* [WORK INSTRUCTIONS]:
Give back the whole listing exactly as shown.

* [TASK MATERIAL]:

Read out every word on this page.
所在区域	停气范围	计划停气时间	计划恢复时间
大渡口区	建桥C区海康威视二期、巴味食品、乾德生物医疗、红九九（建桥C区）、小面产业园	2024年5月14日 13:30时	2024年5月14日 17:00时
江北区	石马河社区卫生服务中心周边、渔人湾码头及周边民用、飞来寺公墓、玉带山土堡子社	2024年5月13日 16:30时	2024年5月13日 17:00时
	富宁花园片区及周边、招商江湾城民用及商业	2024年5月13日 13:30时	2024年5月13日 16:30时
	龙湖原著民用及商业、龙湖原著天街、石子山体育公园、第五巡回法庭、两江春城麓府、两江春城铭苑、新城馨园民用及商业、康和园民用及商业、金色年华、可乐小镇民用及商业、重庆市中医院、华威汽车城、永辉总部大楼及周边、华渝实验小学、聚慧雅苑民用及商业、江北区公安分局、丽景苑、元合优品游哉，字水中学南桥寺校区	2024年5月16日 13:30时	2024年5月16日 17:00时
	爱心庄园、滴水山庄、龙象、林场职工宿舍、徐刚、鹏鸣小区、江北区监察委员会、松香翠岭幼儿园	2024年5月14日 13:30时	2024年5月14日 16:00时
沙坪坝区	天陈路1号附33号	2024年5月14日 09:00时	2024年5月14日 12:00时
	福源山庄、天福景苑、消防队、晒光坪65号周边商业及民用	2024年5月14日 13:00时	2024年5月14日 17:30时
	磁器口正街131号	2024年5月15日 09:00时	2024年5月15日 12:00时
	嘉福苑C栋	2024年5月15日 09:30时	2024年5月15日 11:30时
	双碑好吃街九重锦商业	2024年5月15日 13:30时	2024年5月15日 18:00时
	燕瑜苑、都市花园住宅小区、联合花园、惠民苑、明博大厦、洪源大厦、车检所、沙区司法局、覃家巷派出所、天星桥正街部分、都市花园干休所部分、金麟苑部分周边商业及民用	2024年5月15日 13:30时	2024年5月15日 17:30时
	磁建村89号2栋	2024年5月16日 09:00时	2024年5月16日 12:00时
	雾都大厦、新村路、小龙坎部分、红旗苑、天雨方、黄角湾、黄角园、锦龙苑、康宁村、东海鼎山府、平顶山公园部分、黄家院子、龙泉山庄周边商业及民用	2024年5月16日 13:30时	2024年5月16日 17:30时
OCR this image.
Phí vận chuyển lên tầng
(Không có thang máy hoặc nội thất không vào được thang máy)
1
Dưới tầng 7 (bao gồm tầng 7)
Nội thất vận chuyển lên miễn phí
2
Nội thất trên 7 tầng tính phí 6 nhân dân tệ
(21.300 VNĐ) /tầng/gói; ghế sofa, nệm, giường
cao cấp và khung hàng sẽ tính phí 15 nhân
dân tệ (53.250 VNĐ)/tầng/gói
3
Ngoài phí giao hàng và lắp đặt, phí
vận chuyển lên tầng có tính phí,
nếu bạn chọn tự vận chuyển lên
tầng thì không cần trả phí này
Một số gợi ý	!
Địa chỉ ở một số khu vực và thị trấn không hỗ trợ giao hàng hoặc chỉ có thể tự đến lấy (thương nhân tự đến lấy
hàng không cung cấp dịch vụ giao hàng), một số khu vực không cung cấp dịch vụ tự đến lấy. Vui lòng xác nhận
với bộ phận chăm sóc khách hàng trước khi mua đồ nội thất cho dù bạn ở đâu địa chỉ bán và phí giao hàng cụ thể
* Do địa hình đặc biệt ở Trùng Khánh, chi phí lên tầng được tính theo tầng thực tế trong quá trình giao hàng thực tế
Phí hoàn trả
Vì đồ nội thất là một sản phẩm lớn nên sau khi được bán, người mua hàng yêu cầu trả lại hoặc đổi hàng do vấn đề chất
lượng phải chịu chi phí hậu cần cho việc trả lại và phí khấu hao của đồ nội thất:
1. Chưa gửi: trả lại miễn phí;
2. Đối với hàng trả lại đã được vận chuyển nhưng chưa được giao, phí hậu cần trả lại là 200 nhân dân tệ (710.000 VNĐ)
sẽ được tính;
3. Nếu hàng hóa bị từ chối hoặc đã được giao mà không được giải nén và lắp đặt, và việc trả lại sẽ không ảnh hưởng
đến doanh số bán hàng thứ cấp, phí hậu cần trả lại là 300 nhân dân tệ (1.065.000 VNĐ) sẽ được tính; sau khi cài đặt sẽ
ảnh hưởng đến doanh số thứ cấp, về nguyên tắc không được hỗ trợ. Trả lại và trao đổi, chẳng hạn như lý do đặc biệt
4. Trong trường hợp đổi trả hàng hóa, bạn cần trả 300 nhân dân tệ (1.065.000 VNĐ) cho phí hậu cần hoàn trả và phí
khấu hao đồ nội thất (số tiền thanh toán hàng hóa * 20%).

* [PROBLEM SOLUTION]:
Read out every word on this page.
所在区域	停气范围	计划停气时间	计划恢复时间
大渡口区	建桥C区海康威视二期、巴味食品、乾德生物医疗、红九九（建桥C区）、小面产业园	2024年5月14日 13:30时	2024年5月14日 17:00时
江北区	石马河社区卫生服务中心周边、渔人湾码头及周边民用、飞来寺公墓、玉带山土堡子社	2024年5月13日 16:30时	2024年5月13日 17:00时
	富宁花园片区及周边、招商江湾城民用及商业	2024年5月13日 13:30时	2024年5月13日 16:30时
	龙湖原著民用及商业、龙湖原著天街、石子山体育公园、第五巡回法庭、两江春城麓府、两江春城铭苑、新城馨园民用及商业、康和园民用及商业、金色年华、可乐小镇民用及商业、重庆市中医院、华威汽车城、永辉总部大楼及周边、华渝实验小学、聚慧雅苑民用及商业、江北区公安分局、丽景苑、元合优品游哉，字水中学南桥寺校区	2024年5月16日 13:30时	2024年5月16日 17:00时
	爱心庄园、滴水山庄、龙象、林场职工宿舍、徐刚、鹏鸣小区、江北区监察委员会、松香翠岭幼儿园	2024年5月14日 13:30时	2024年5月14日 16:00时
沙坪坝区	天陈路1号附33号	2024年5月14日 09:00时	2024年5月14日 12:00时
	福源山庄、天福景苑、消防队、晒光坪65号周边商业及民用	2024年5月14日 13:00时	2024年5月14日 17:30时
	磁器口正街131号	2024年5月15日 09:00时	2024年5月15日 12:00时
	嘉福苑C栋	2024年5月15日 09:30时	2024年5月15日 11:30时
	双碑好吃街九重锦商业	2024年5月15日 13:30时	2024年5月15日 18:00时
	燕瑜苑、都市花园住宅小区、联合花园、惠民苑、明博大厦、洪源大厦、车检所、沙区司法局、覃家巷派出所、天星桥正街部分、都市花园干休所部分、金麟苑部分周边商业及民用	2024年5月15日 13:30时	2024年5月15日 17:30时
	磁建村89号2栋	2024年5月16日 09:00时	2024年5月16日 12:00时
	雾都大厦、新村路、小龙坎部分、红旗苑、天雨方、黄角湾、黄角园、锦龙苑、康宁村、东海鼎山府、平顶山公园部分、黄家院子、龙泉山庄周边商业及民用	2024年5月16日 13:30时	2024年5月16日 17:30时
OCR this image.
Phí vận chuyển lên tầng
(Không có thang máy hoặc nội thất không vào được thang máy)
1
Dưới tầng 7 (bao gồm tầng 7)
Nội thất vận chuyển lên miễn phí
2
Nội thất trên 7 tầng tính phí 6 nhân dân tệ
(21.300 VNĐ) /tầng/gói; ghế sofa, nệm, giường
cao cấp và khung hàng sẽ tính phí 15 nhân
dân tệ (53.250 VNĐ)/tầng/gói
3
Ngoài phí giao hàng và lắp đặt, phí
vận chuyển lên tầng có tính phí,
nếu bạn chọn tự vận chuyển lên
tầng thì không cần trả phí này
Một số gợi ý	!
Địa chỉ ở một số khu vực và thị trấn không hỗ trợ giao hàng hoặc chỉ có thể tự đến lấy (thương nhân tự đến lấy
hàng không cung cấp dịch vụ giao hàng), một số khu vực không cung cấp dịch vụ tự đến lấy. Vui lòng xác nhận
với bộ phận chăm sóc khách hàng trước khi mua đồ nội thất cho dù bạn ở đâu địa chỉ bán và phí giao hàng cụ thể
* Do địa hình đặc biệt ở Trùng Khánh, chi phí lên tầng được tính theo tầng thực tế trong quá trình giao hàng thực tế
Phí hoàn trả
Vì đồ nội thất là một sản phẩm lớn nên sau khi được bán, người mua hàng yêu cầu trả lại hoặc đổi hàng do vấn đề chất
lượng phải chịu chi phí hậu cần cho việc trả lại và phí khấu hao của đồ nội thất:
1. Chưa gửi: trả lại miễn phí;
2. Đối với hàng trả lại đã được vận chuyển nhưng chưa được giao, phí hậu cần trả lại là 200 nhân dân tệ (710.000 VNĐ)
sẽ được tính;
3. Nếu hàng hóa bị từ chối hoặc đã được giao mà không được giải nén và lắp đặt, và việc trả lại sẽ không ảnh hưởng
đến doanh số bán hàng thứ cấp, phí hậu cần trả lại là 300 nhân dân tệ (1.065.000 VNĐ) sẽ được tính; sau khi cài đặt sẽ
ảnh hưởng đến doanh số thứ cấp, về nguyên tắc không được hỗ trợ. Trả lại và trao đổi, chẳng hạn như lý do đặc biệt
4. Trong trường hợp đổi trả hàng hóa, bạn cần trả 300 nhân dân tệ (1.065.000 VNĐ) cho phí hậu cần hoàn trả và phí
khấu hao đồ nội thất (số tiền thanh toán hàng hóa * 20%).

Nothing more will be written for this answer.